>> Begin
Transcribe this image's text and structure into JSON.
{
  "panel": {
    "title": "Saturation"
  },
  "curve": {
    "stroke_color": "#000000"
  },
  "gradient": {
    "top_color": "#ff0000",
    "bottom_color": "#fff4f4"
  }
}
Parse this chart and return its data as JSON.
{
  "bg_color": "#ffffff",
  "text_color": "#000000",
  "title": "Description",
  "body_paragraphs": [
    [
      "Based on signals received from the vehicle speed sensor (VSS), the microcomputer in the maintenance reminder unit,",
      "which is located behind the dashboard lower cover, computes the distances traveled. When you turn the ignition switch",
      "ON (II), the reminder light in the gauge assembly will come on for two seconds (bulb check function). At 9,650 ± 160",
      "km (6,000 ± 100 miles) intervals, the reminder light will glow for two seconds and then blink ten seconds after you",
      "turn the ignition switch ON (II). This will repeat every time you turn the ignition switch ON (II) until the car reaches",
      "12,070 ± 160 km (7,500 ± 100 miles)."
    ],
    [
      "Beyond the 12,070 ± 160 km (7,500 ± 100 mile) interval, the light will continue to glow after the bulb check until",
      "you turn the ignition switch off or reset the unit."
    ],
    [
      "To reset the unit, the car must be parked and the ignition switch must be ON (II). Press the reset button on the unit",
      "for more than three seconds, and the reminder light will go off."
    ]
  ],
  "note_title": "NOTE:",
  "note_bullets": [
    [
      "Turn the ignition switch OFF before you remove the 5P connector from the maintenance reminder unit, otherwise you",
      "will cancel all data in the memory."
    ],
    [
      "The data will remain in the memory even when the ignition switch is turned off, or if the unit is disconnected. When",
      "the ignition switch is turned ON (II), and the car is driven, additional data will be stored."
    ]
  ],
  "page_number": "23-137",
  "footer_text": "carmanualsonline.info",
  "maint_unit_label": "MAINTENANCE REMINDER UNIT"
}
>> End
Transcribe every line of the data, exactly as it stands.

__Full answer__
Transcribe this image's text and structure into JSON.
{
  "panel": {
    "title": "Saturation"
  },
  "curve": {
    "stroke_color": "#000000"
  },
  "gradient": {
    "top_color": "#ff0000",
    "bottom_color": "#fff4f4"
  }
}
Parse this chart and return its data as JSON.
{
  "bg_color": "#ffffff",
  "text_color": "#000000",
  "title": "Description",
  "body_paragraphs": [
    [
      "Based on signals received from the vehicle speed sensor (VSS), the microcomputer in the maintenance reminder unit,",
      "which is located behind the dashboard lower cover, computes the distances traveled. When you turn the ignition switch",
      "ON (II), the reminder light in the gauge assembly will come on for two seconds (bulb check function). At 9,650 ± 160",
      "km (6,000 ± 100 miles) intervals, the reminder light will glow for two seconds and then blink ten seconds after you",
      "turn the ignition switch ON (II). This will repeat every time you turn the ignition switch ON (II) until the car reaches",
      "12,070 ± 160 km (7,500 ± 100 miles)."
    ],
    [
      "Beyond the 12,070 ± 160 km (7,500 ± 100 mile) interval, the light will continue to glow after the bulb check until",
      "you turn the ignition switch off or reset the unit."
    ],
    [
      "To reset the unit, the car must be parked and the ignition switch must be ON (II). Press the reset button on the unit",
      "for more than three seconds, and the reminder light will go off."
    ]
  ],
  "note_title": "NOTE:",
  "note_bullets": [
    [
      "Turn the ignition switch OFF before you remove the 5P connector from the maintenance reminder unit, otherwise you",
      "will cancel all data in the memory."
    ],
    [
      "The data will remain in the memory even when the ignition switch is turned off, or if the unit is disconnected. When",
      "the ignition switch is turned ON (II), and the car is driven, additional data will be stored."
    ]
  ],
  "page_number": "23-137",
  "footer_text": "carmanualsonline.info",
  "maint_unit_label": "MAINTENANCE REMINDER UNIT"
}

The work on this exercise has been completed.